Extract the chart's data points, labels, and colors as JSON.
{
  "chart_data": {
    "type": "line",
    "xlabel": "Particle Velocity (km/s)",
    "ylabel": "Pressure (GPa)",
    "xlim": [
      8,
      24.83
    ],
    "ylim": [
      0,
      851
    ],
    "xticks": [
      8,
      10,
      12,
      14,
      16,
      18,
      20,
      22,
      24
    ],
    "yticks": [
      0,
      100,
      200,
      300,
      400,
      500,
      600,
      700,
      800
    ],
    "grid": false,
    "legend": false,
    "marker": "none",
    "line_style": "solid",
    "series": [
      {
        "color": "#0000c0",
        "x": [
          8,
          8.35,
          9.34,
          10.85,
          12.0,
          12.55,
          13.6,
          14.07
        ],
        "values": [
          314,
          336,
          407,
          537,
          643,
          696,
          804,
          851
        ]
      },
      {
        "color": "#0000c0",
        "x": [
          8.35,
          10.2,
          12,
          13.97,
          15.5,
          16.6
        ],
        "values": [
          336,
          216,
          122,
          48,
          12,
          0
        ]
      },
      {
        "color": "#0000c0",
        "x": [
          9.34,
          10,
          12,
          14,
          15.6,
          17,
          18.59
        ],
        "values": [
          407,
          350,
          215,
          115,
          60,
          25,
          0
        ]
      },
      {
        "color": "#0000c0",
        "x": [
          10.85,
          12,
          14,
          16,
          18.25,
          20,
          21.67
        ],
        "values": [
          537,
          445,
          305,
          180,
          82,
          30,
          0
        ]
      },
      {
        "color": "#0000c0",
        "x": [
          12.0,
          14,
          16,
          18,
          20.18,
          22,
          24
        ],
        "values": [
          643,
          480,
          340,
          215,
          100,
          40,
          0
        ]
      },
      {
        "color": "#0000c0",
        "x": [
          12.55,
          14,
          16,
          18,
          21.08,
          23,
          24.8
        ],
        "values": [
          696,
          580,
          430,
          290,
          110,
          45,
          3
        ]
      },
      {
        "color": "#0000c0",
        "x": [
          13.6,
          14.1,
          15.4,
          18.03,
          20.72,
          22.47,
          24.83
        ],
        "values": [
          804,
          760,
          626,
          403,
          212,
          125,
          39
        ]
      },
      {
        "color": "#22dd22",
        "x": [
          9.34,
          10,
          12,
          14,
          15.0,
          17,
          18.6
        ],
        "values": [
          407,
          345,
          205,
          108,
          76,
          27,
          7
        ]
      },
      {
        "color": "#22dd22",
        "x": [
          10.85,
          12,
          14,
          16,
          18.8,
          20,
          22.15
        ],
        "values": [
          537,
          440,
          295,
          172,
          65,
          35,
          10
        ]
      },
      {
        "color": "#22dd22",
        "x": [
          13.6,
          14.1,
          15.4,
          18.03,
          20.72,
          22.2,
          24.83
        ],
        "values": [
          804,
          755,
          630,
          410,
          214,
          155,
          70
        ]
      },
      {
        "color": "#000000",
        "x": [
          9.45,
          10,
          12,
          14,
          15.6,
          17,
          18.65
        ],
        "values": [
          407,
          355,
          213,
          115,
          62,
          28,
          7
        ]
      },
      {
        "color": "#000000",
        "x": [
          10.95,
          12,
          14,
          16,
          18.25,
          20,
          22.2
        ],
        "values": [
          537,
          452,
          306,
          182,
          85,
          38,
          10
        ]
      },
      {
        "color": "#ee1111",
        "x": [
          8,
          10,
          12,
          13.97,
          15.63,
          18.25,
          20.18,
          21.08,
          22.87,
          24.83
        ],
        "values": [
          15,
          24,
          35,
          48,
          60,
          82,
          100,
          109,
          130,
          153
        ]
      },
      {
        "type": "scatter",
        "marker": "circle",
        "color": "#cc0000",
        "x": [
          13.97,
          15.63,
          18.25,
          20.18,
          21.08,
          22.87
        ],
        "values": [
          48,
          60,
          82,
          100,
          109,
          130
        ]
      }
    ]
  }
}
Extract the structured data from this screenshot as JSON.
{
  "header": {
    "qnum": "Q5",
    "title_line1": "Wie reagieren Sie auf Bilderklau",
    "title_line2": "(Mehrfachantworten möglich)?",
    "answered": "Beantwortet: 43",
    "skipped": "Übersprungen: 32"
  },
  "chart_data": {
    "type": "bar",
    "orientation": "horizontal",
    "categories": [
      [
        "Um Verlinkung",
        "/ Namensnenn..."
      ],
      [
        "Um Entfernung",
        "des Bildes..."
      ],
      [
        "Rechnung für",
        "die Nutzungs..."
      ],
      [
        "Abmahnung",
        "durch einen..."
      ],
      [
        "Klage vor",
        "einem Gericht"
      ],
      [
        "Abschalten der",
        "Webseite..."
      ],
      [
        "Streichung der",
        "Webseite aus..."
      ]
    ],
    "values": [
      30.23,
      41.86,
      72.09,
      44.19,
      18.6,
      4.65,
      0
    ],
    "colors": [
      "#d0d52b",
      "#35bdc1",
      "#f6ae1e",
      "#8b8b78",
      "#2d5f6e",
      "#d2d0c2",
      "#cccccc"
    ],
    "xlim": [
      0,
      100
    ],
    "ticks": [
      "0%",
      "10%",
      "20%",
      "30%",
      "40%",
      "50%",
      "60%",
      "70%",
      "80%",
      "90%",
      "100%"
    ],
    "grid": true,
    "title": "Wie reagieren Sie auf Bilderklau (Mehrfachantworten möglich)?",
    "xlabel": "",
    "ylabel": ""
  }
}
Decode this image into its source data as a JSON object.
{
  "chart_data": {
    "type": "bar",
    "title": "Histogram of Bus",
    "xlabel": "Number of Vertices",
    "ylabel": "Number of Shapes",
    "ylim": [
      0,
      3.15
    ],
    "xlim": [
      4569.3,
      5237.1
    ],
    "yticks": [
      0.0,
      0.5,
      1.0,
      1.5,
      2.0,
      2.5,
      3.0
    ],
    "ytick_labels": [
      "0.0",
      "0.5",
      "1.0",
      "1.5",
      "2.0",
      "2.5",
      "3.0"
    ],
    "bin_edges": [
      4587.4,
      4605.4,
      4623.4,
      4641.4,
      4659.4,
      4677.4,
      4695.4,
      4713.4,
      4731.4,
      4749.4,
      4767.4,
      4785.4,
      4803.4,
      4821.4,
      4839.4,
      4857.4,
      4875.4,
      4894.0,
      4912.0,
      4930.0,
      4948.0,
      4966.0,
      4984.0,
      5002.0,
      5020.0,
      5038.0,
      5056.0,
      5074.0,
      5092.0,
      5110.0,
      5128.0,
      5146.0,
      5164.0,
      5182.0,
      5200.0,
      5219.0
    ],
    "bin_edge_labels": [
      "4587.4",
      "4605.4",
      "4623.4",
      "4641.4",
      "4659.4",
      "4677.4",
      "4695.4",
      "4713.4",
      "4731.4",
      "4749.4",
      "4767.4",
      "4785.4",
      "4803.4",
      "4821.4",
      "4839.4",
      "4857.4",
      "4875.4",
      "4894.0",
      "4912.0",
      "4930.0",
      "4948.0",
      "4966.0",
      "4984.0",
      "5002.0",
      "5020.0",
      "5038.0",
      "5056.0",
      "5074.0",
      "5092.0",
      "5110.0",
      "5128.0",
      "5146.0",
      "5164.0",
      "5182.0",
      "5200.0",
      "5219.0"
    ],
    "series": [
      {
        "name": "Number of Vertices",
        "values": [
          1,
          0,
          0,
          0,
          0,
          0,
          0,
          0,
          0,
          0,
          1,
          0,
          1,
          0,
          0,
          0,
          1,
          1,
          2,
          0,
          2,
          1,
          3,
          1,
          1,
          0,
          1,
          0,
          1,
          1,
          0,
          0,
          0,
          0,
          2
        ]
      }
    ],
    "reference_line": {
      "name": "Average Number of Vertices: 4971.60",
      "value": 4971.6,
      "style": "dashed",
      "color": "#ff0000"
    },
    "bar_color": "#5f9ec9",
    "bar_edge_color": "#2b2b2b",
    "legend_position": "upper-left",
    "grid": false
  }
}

━━━━━━━━━━━━━━━━

= WHAT YOU WILL DO =
From the listing above, copy every line that includes the word "Bilderklau".

= TASK RESPONSE =
    "title_line1": "Wie reagieren Sie auf Bilderklau",
    "title": "Wie reagieren Sie auf Bilderklau (Mehrfachantworten möglich)?",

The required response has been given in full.